→ **Exercise instructions**
The records that follow are to be repeated exactly, with the pictures removed.
=======
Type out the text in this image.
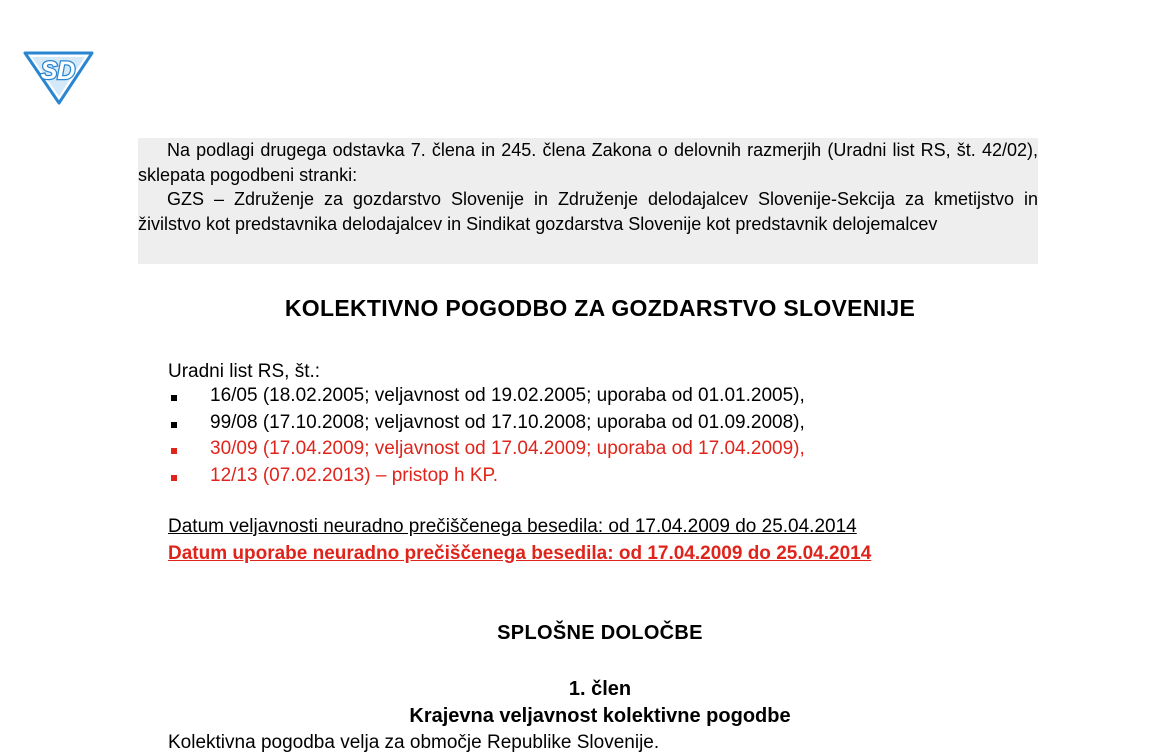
SD

Na podlagi drugega odstavka 7. člena in 245. člena Zakona o delovnih razmerjih (Uradni list RS, št. 42/02), sklepata pogodbeni stranki:

GZS – Združenje za gozdarstvo Slovenije in Združenje delodajalcev Slovenije-Sekcija za kmetijstvo in živilstvo kot predstavnika delodajalcev in Sindikat gozdarstva Slovenije kot predstavnik delojemalcev

KOLEKTIVNO POGODBO ZA GOZDARSTVO SLOVENIJE
Uradni list RS, št.:
16/05 (18.02.2005; veljavnost od 19.02.2005; uporaba od 01.01.2005),
99/08 (17.10.2008; veljavnost od 17.10.2008; uporaba od 01.09.2008),
30/09 (17.04.2009; veljavnost od 17.04.2009; uporaba od 17.04.2009),
12/13 (07.02.2013) – pristop h KP.
Datum veljavnosti neuradno prečiščenega besedila: od 17.04.2009 do 25.04.2014
Datum uporabe neuradno prečiščenega besedila: od 17.04.2009 do 25.04.2014
SPLOŠNE DOLOČBE
1. člen
Krajevna veljavnost kolektivne pogodbe
Kolektivna pogodba velja za območje Republike Slovenije.
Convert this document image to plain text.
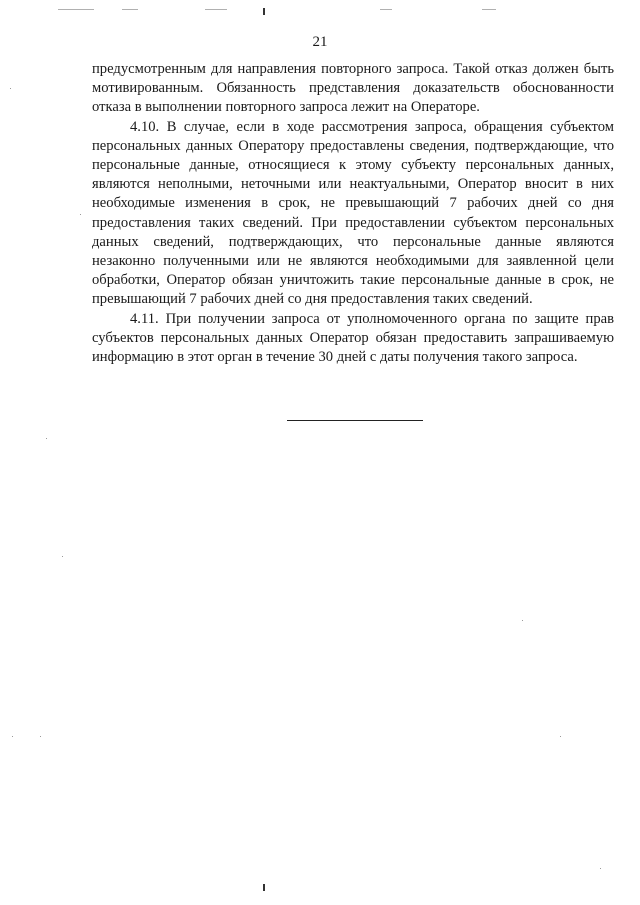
21

предусмотренным для направления повторного запроса. Такой отказ должен быть мотивированным. Обязанность представления доказательств обоснованности отказа в выполнении повторного запроса лежит на Операторе.

4.10. В случае, если в ходе рассмотрения запроса, обращения субъектом персональных данных Оператору предоставлены сведения, подтверждающие, что персональные данные, относящиеся к этому субъекту персональных данных, являются неполными, неточными или неактуальными, Оператор вносит в них необходимые изменения в срок, не превышающий 7 рабочих дней со дня предоставления таких сведений. При предоставлении субъектом персональных данных сведений, подтверждающих, что персональные данные являются незаконно полученными или не являются необходимыми для заявленной цели обработки, Оператор обязан уничтожить такие персональные данные в срок, не превышающий 7 рабочих дней со дня предоставления таких сведений.

4.11. При получении запроса от уполномоченного органа по защите прав субъектов персональных данных Оператор обязан предоставить запрашиваемую информацию в этот орган в течение 30 дней с даты получения такого запроса.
=======
→ **Solution to this problem**
Type out the text in this image.
SD

Na podlagi drugega odstavka 7. člena in 245. člena Zakona o delovnih razmerjih (Uradni list RS, št. 42/02), sklepata pogodbeni stranki:

GZS – Združenje za gozdarstvo Slovenije in Združenje delodajalcev Slovenije-Sekcija za kmetijstvo in živilstvo kot predstavnika delodajalcev in Sindikat gozdarstva Slovenije kot predstavnik delojemalcev

KOLEKTIVNO POGODBO ZA GOZDARSTVO SLOVENIJE
Uradni list RS, št.:
16/05 (18.02.2005; veljavnost od 19.02.2005; uporaba od 01.01.2005),
99/08 (17.10.2008; veljavnost od 17.10.2008; uporaba od 01.09.2008),
30/09 (17.04.2009; veljavnost od 17.04.2009; uporaba od 17.04.2009),
12/13 (07.02.2013) – pristop h KP.
Datum veljavnosti neuradno prečiščenega besedila: od 17.04.2009 do 25.04.2014
Datum uporabe neuradno prečiščenega besedila: od 17.04.2009 do 25.04.2014
SPLOŠNE DOLOČBE
1. člen
Krajevna veljavnost kolektivne pogodbe
Kolektivna pogodba velja za območje Republike Slovenije.
Convert this document image to plain text.
21

предусмотренным для направления повторного запроса. Такой отказ должен быть мотивированным. Обязанность представления доказательств обоснованности отказа в выполнении повторного запроса лежит на Операторе.

4.10. В случае, если в ходе рассмотрения запроса, обращения субъектом персональных данных Оператору предоставлены сведения, подтверждающие, что персональные данные, относящиеся к этому субъекту персональных данных, являются неполными, неточными или неактуальными, Оператор вносит в них необходимые изменения в срок, не превышающий 7 рабочих дней со дня предоставления таких сведений. При предоставлении субъектом персональных данных сведений, подтверждающих, что персональные данные являются незаконно полученными или не являются необходимыми для заявленной цели обработки, Оператор обязан уничтожить такие персональные данные в срок, не превышающий 7 рабочих дней со дня предоставления таких сведений.

4.11. При получении запроса от уполномоченного органа по защите прав субъектов персональных данных Оператор обязан предоставить запрашиваемую информацию в этот орган в течение 30 дней с даты получения такого запроса.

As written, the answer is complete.